Exercise:
Transcribe the entries that follow exactly as they appear, minus pictures.

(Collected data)
▶
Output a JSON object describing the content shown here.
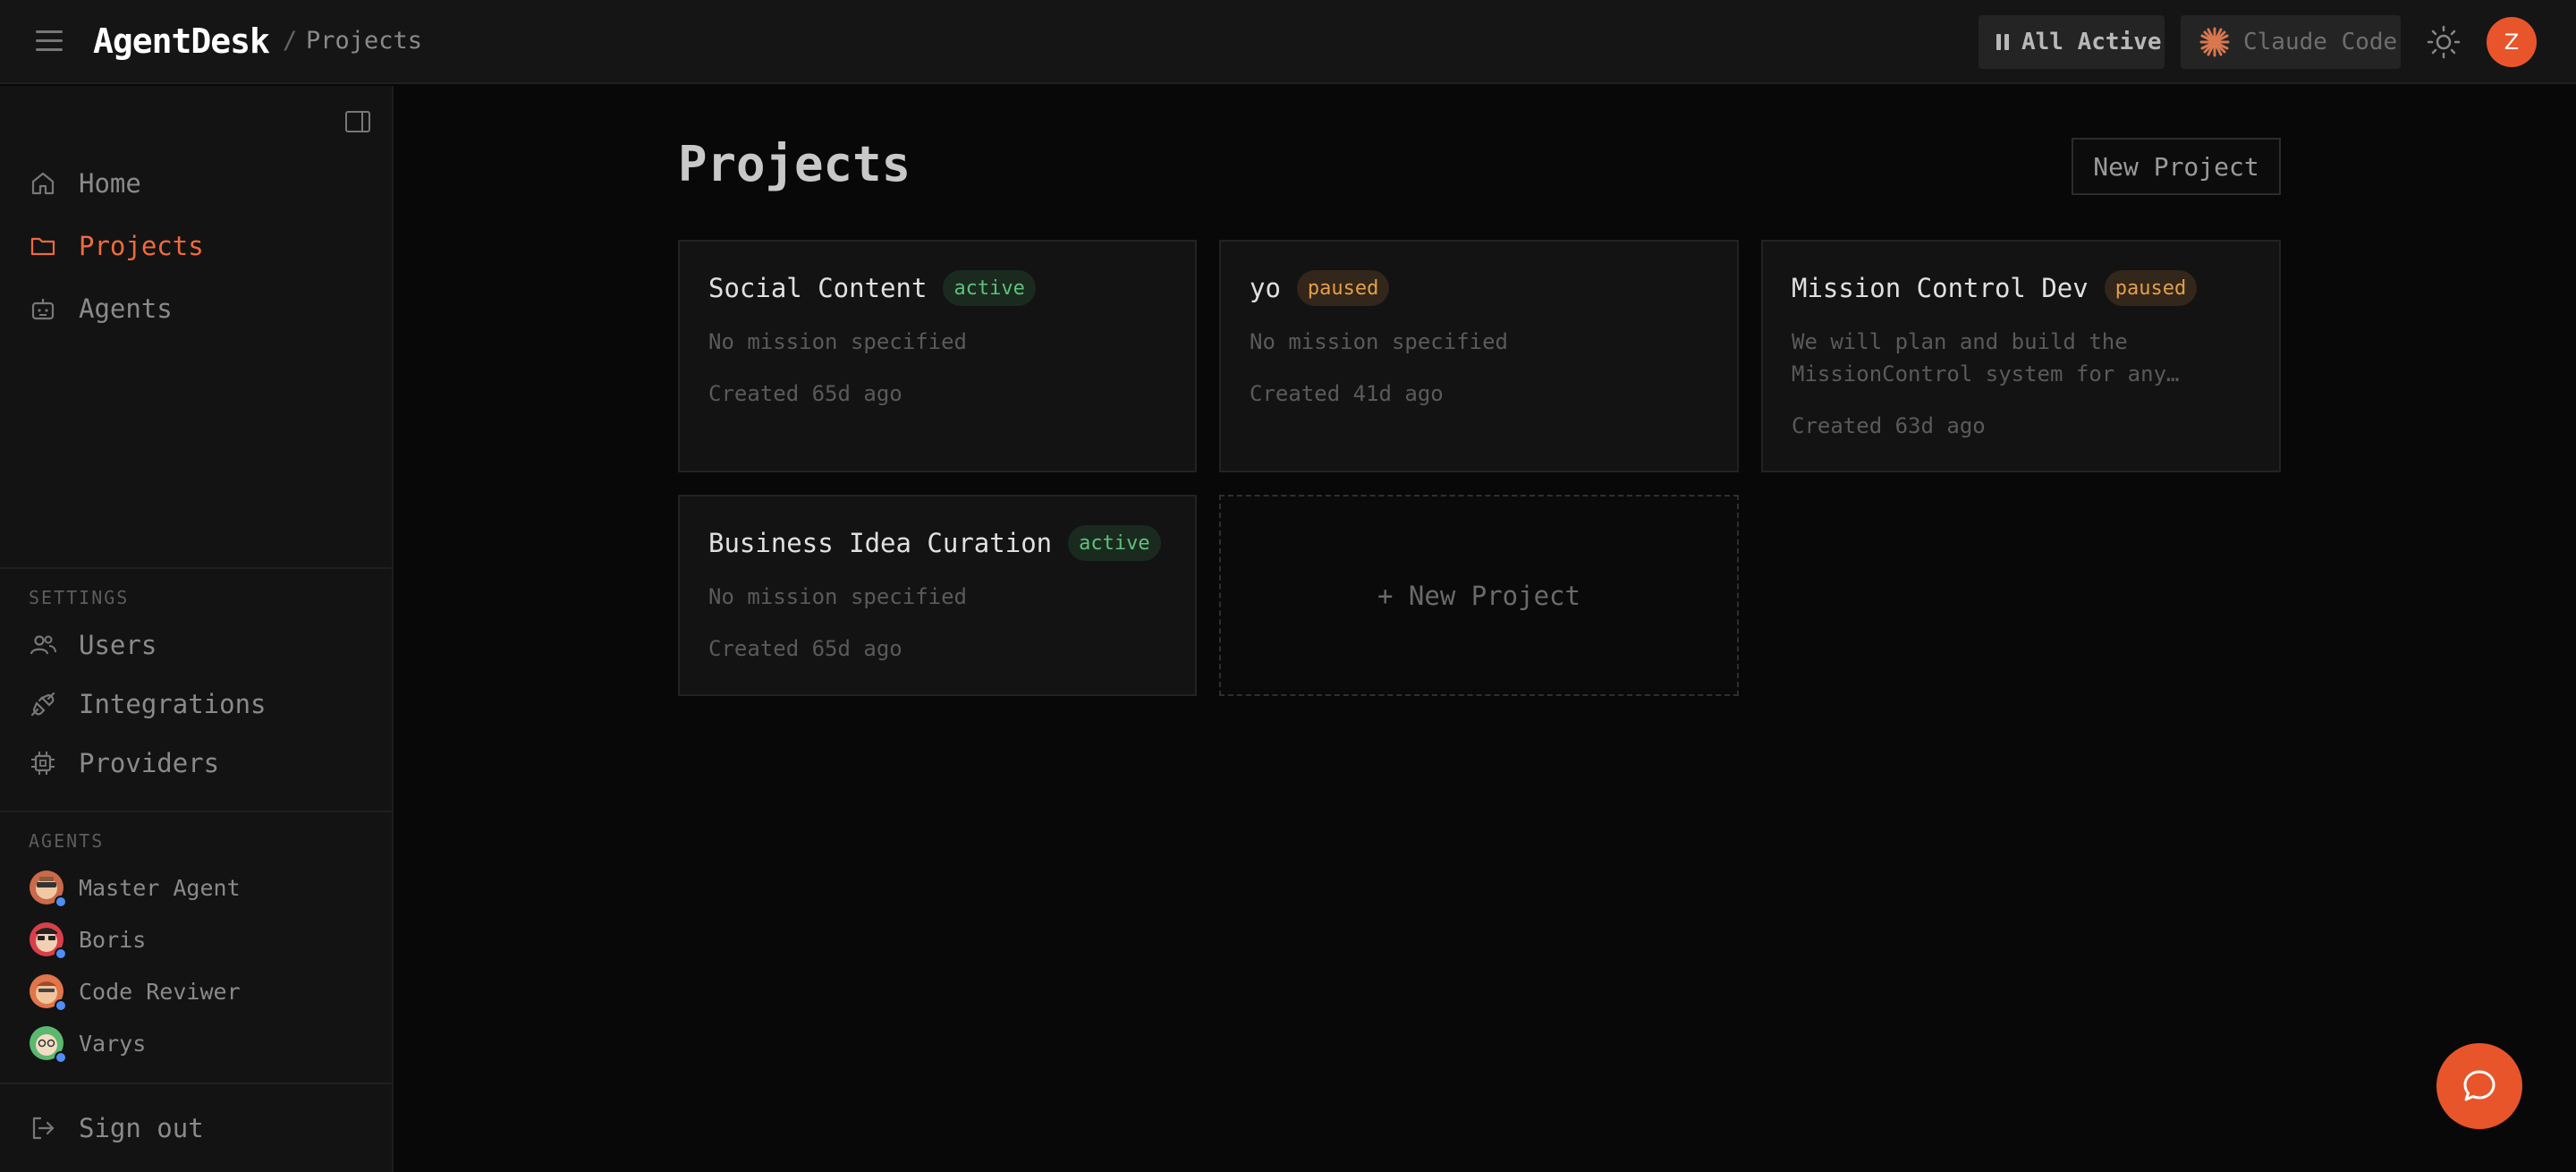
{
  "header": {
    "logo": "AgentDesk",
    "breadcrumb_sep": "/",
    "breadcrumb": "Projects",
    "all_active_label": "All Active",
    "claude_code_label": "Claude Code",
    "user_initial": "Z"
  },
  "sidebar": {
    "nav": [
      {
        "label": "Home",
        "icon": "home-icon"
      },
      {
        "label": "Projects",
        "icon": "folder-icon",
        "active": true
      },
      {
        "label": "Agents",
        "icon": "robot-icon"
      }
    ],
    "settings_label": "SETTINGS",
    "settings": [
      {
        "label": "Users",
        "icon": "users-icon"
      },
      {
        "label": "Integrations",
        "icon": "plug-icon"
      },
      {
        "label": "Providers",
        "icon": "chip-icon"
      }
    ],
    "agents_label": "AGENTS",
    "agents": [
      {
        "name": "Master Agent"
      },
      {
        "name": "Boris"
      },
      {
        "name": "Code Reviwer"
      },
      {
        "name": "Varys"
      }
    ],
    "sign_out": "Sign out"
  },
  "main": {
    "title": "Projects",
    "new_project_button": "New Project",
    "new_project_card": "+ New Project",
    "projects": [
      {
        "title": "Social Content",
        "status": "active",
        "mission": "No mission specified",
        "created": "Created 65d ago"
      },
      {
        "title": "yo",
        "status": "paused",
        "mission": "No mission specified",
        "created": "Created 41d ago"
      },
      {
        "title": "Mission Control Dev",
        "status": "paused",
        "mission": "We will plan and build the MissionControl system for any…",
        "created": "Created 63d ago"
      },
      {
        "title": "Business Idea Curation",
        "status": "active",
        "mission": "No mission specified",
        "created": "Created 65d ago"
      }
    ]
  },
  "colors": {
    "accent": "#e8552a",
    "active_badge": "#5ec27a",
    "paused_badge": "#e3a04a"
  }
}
◀
Solution for this task:
Output a JSON object describing the content shown here.
{
  "header": {
    "logo": "AgentDesk",
    "breadcrumb_sep": "/",
    "breadcrumb": "Projects",
    "all_active_label": "All Active",
    "claude_code_label": "Claude Code",
    "user_initial": "Z"
  },
  "sidebar": {
    "nav": [
      {
        "label": "Home",
        "icon": "home-icon"
      },
      {
        "label": "Projects",
        "icon": "folder-icon",
        "active": true
      },
      {
        "label": "Agents",
        "icon": "robot-icon"
      }
    ],
    "settings_label": "SETTINGS",
    "settings": [
      {
        "label": "Users",
        "icon": "users-icon"
      },
      {
        "label": "Integrations",
        "icon": "plug-icon"
      },
      {
        "label": "Providers",
        "icon": "chip-icon"
      }
    ],
    "agents_label": "AGENTS",
    "agents": [
      {
        "name": "Master Agent"
      },
      {
        "name": "Boris"
      },
      {
        "name": "Code Reviwer"
      },
      {
        "name": "Varys"
      }
    ],
    "sign_out": "Sign out"
  },
  "main": {
    "title": "Projects",
    "new_project_button": "New Project",
    "new_project_card": "+ New Project",
    "projects": [
      {
        "title": "Social Content",
        "status": "active",
        "mission": "No mission specified",
        "created": "Created 65d ago"
      },
      {
        "title": "yo",
        "status": "paused",
        "mission": "No mission specified",
        "created": "Created 41d ago"
      },
      {
        "title": "Mission Control Dev",
        "status": "paused",
        "mission": "We will plan and build the MissionControl system for any…",
        "created": "Created 63d ago"
      },
      {
        "title": "Business Idea Curation",
        "status": "active",
        "mission": "No mission specified",
        "created": "Created 65d ago"
      }
    ]
  },
  "colors": {
    "accent": "#e8552a",
    "active_badge": "#5ec27a",
    "paused_badge": "#e3a04a"
  }
}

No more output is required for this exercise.